▸ **WRITTEN INSTRUCTION**
Spot every line with the word "можно" and return it.

▸ **RECORDS FOR THIS TASK**
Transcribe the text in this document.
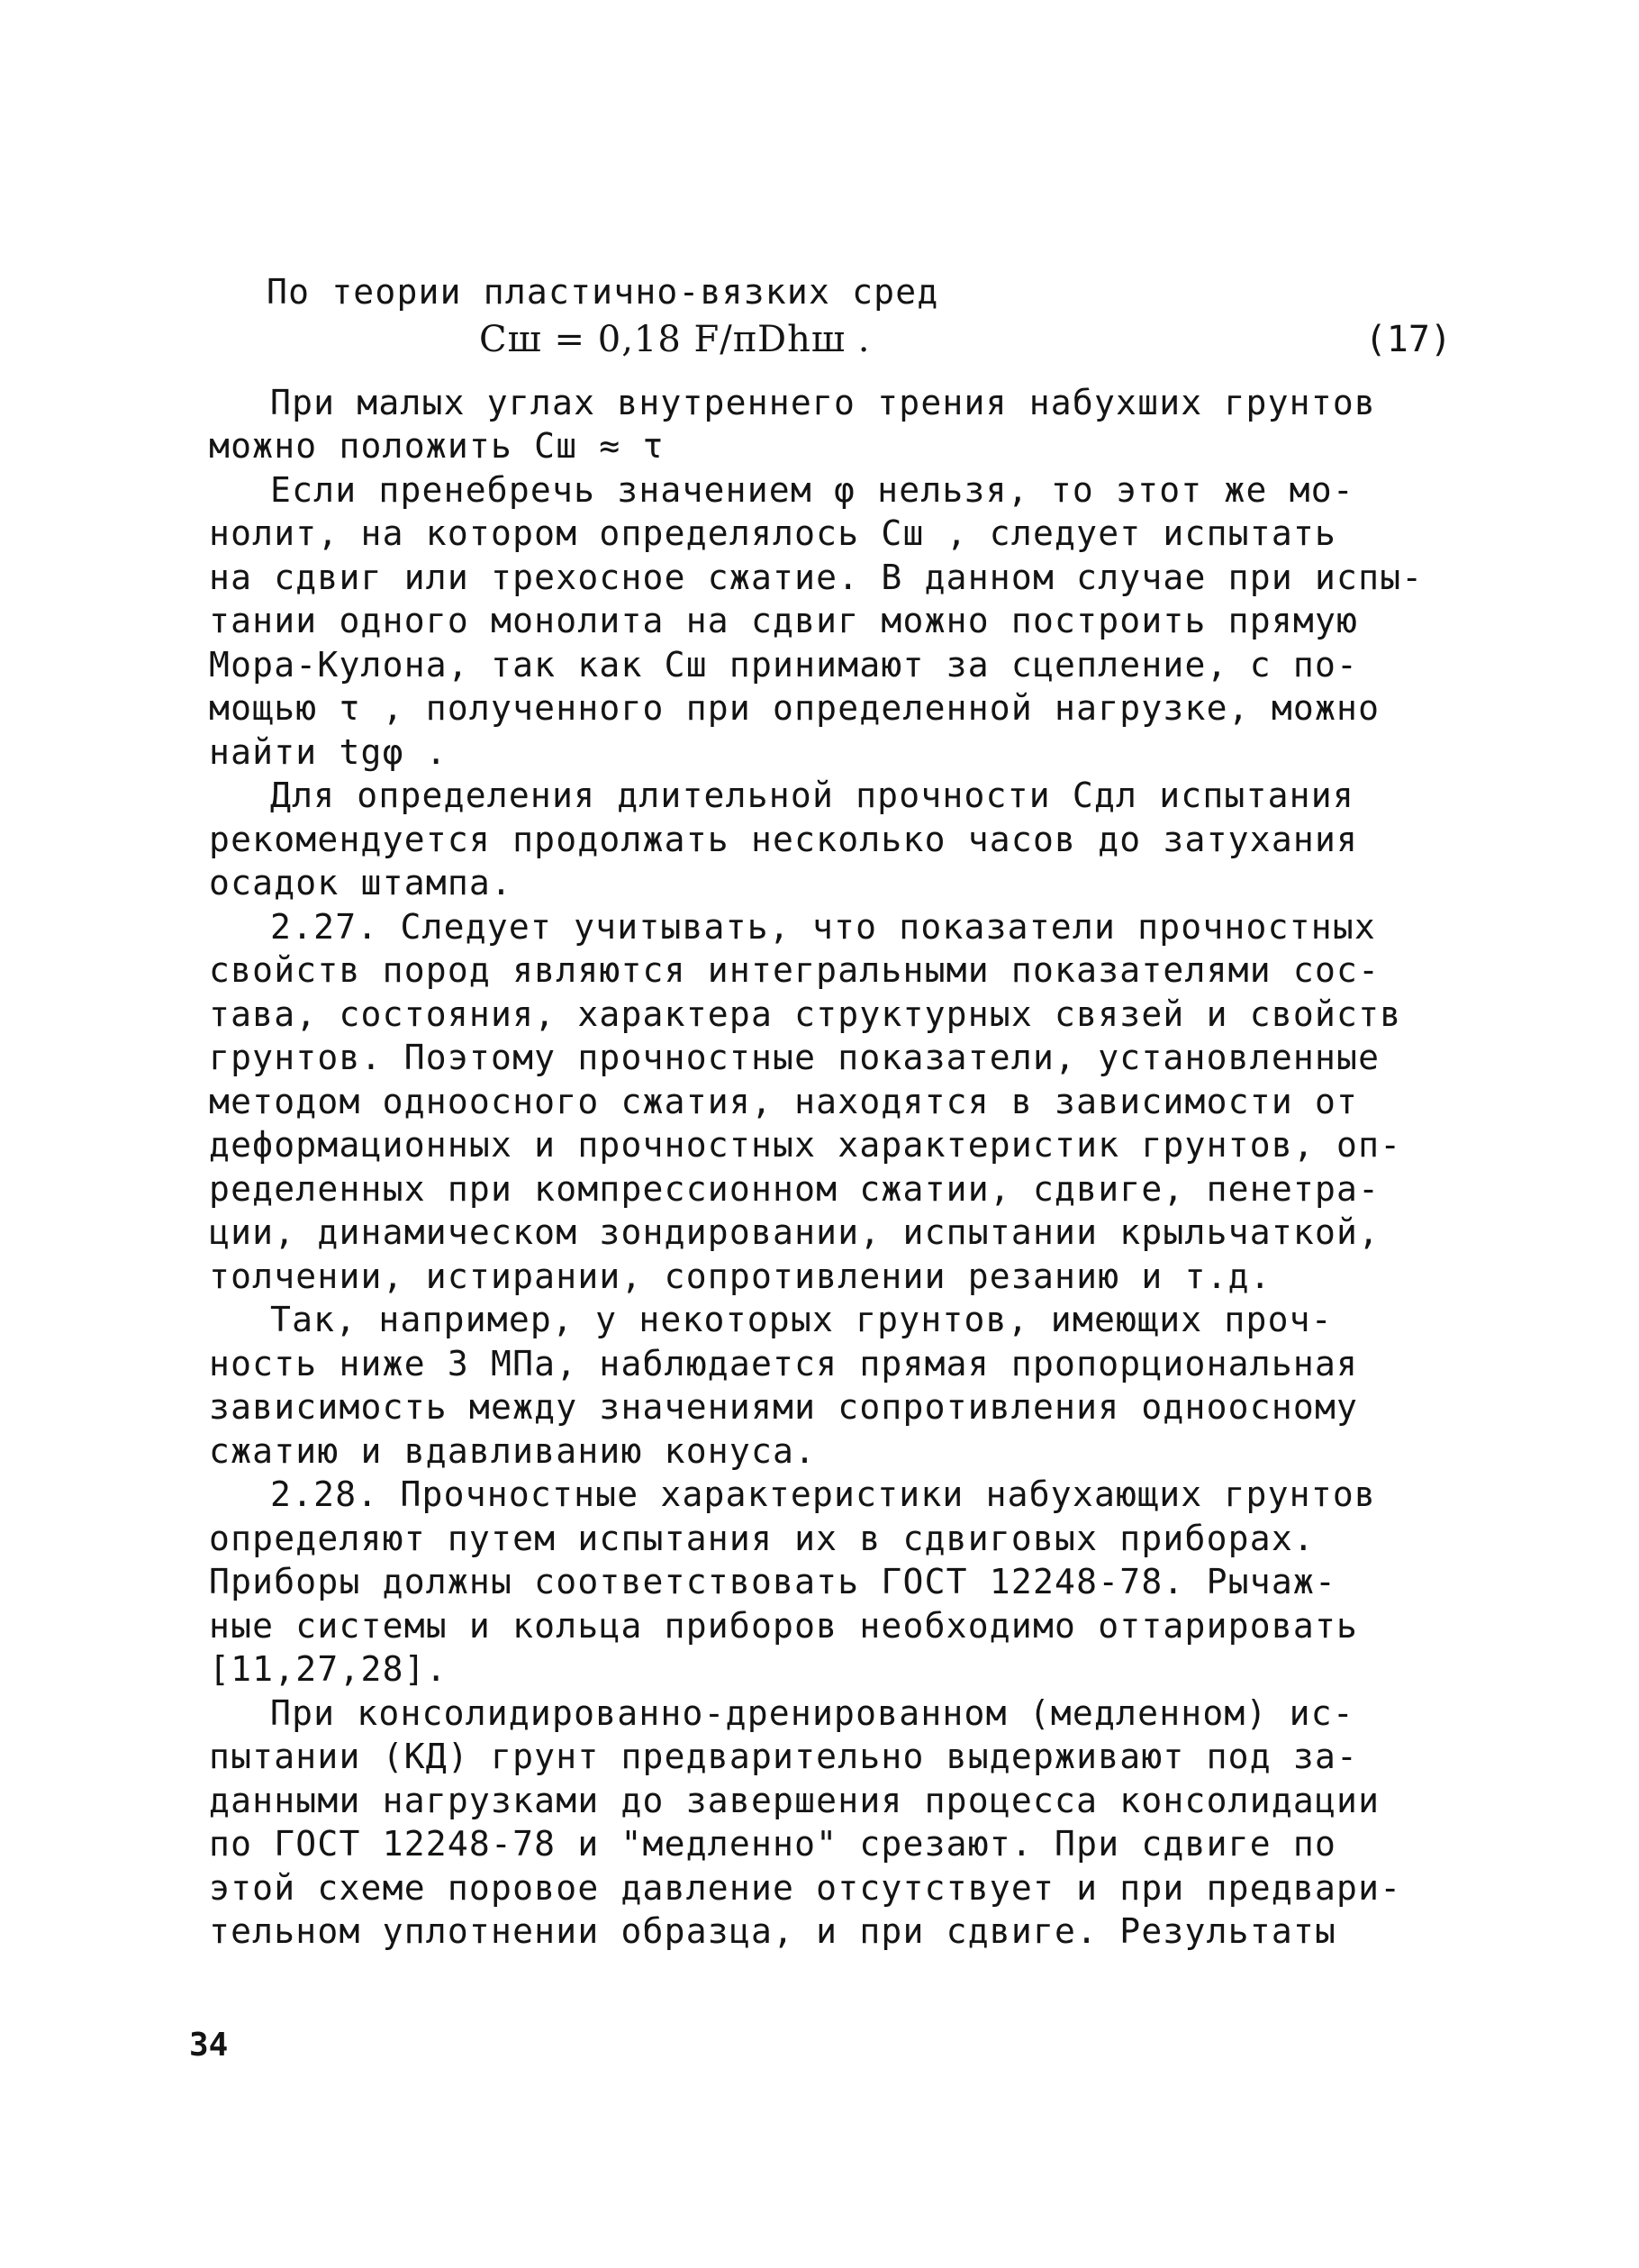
По теории пластично-вязких сред
Cш = 0,18 F/πDhш .	(17)
При малых углах внутреннего трения набухших грунтов
можно положить Cш ≈ τ
Если пренебречь значением φ нельзя, то этот же мо-
нолит, на котором определялось Cш , следует испытать
на сдвиг или трехосное сжатие. В данном случае при испы-
тании одного монолита на сдвиг можно построить прямую
Мора-Кулона, так как Cш принимают за сцепление, с по-
мощью τ , полученного при определенной нагрузке, можно
найти tgφ .
Для определения длительной прочности Cдл испытания
рекомендуется продолжать несколько часов до затухания
осадок штампа.
2.27. Следует учитывать, что показатели прочностных
свойств пород являются интегральными показателями сос-
тава, состояния, характера структурных связей и свойств
грунтов. Поэтому прочностные показатели, установленные
методом одноосного сжатия, находятся в зависимости от
деформационных и прочностных характеристик грунтов, оп-
ределенных при компрессионном сжатии, сдвиге, пенетра-
ции, динамическом зондировании, испытании крыльчаткой,
толчении, истирании, сопротивлении резанию и т.д.
Так, например, у некоторых грунтов, имеющих проч-
ность ниже 3 МПа, наблюдается прямая пропорциональная
зависимость между значениями сопротивления одноосному
сжатию и вдавливанию конуса.
2.28. Прочностные характеристики набухающих грунтов
определяют путем испытания их в сдвиговых приборах.
Приборы должны соответствовать ГОСТ 12248-78. Рычаж-
ные системы и кольца приборов необходимо оттарировать
[11,27,28].
При консолидированно-дренированном (медленном) ис-
пытании (КД) грунт предварительно выдерживают под за-
данными нагрузками до завершения процесса консолидации
по ГОСТ 12248-78 и "медленно" срезают. При сдвиге по
этой схеме поровое давление отсутствует и при предвари-
тельном уплотнении образца, и при сдвиге. Результаты
34
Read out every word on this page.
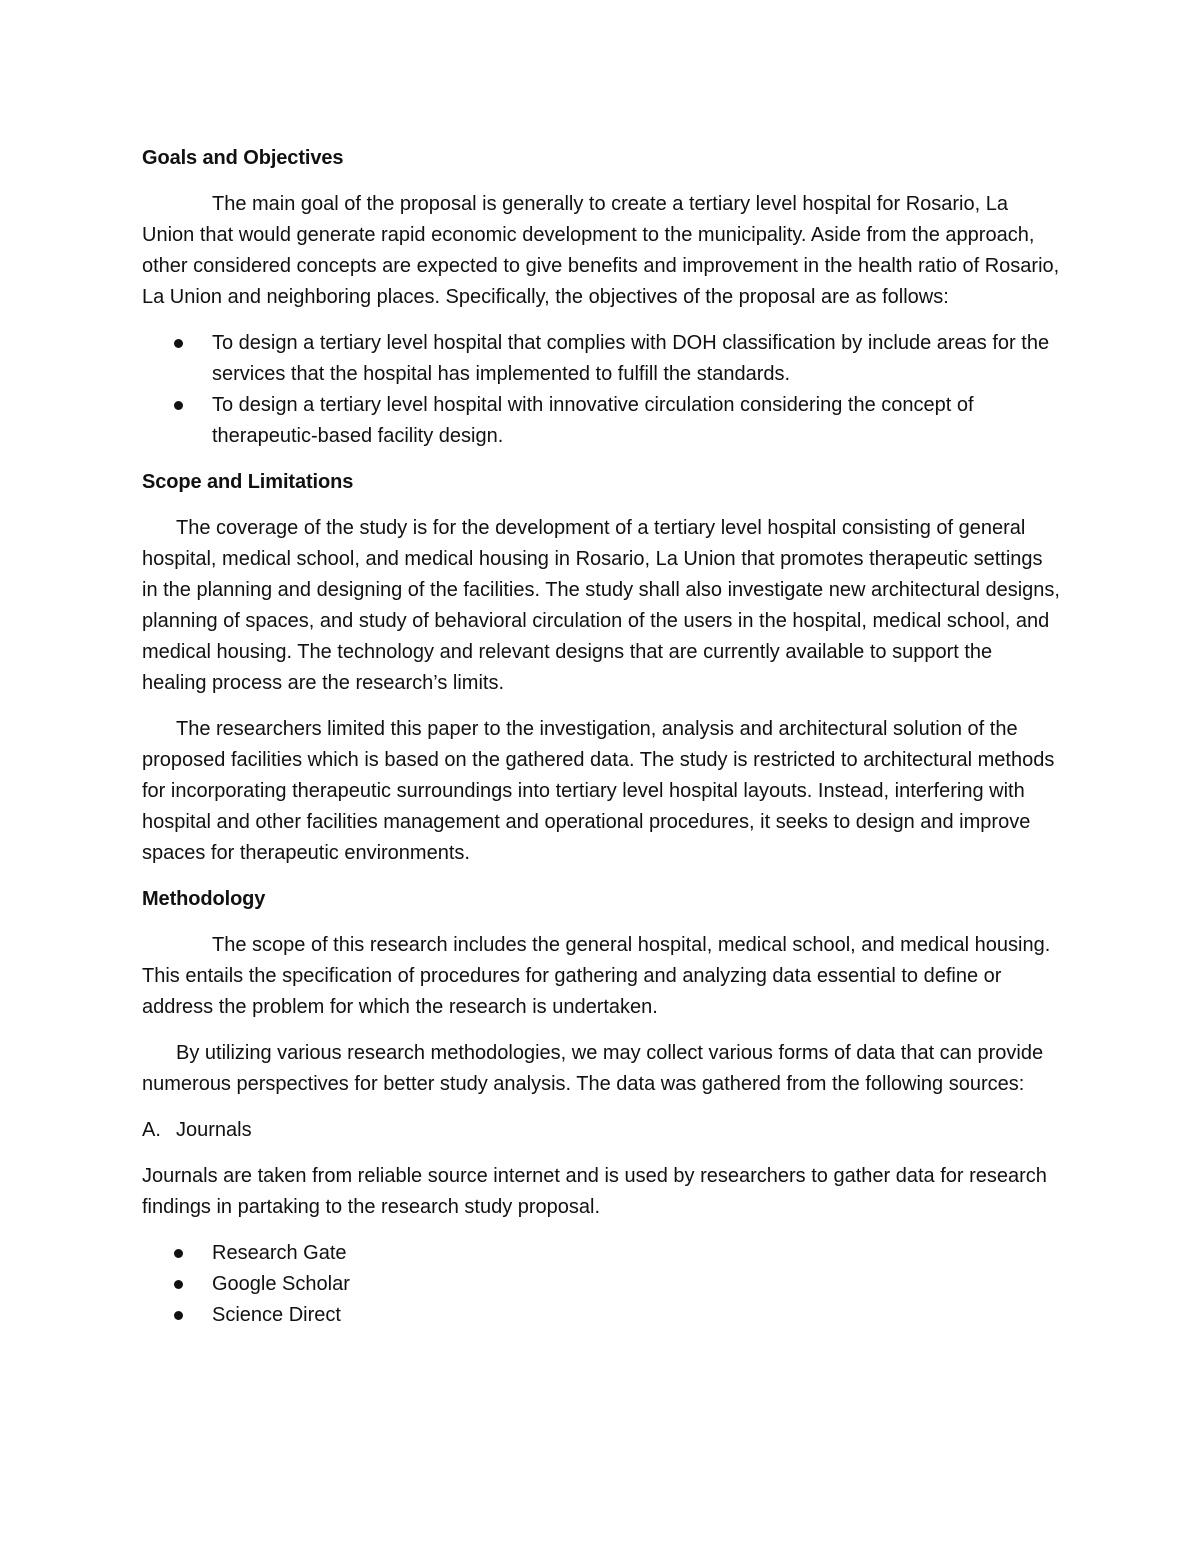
Goals and Objectives

The main goal of the proposal is generally to create a tertiary level hospital for Rosario, La Union that would generate rapid economic development to the municipality. Aside from the approach, other considered concepts are expected to give benefits and improvement in the health ratio of Rosario, La Union and neighboring places. Specifically, the objectives of the proposal are as follows:

To design a tertiary level hospital that complies with DOH classification by include areas for the services that the hospital has implemented to fulfill the standards.
To design a tertiary level hospital with innovative circulation considering the concept of therapeutic-based facility design.
Scope and Limitations

The coverage of the study is for the development of a tertiary level hospital consisting of general hospital, medical school, and medical housing in Rosario, La Union that promotes therapeutic settings in the planning and designing of the facilities. The study shall also investigate new architectural designs, planning of spaces, and study of behavioral circulation of the users in the hospital, medical school, and medical housing. The technology and relevant designs that are currently available to support the healing process are the research’s limits.

The researchers limited this paper to the investigation, analysis and architectural solution of the proposed facilities which is based on the gathered data. The study is restricted to architectural methods for incorporating therapeutic surroundings into tertiary level hospital layouts. Instead, interfering with hospital and other facilities management and operational procedures, it seeks to design and improve spaces for therapeutic environments.

Methodology

The scope of this research includes the general hospital, medical school, and medical housing. This entails the specification of procedures for gathering and analyzing data essential to define or address the problem for which the research is undertaken.

By utilizing various research methodologies, we may collect various forms of data that can provide numerous perspectives for better study analysis. The data was gathered from the following sources:

A. Journals

Journals are taken from reliable source internet and is used by researchers to gather data for research findings in partaking to the research study proposal.

Research Gate
Google Scholar
Science Direct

▸ **FULL ANSWER**
можно положить Cш ≈ τ
тании одного монолита на сдвиг можно построить прямую
мощью τ , полученного при определенной нагрузке, можно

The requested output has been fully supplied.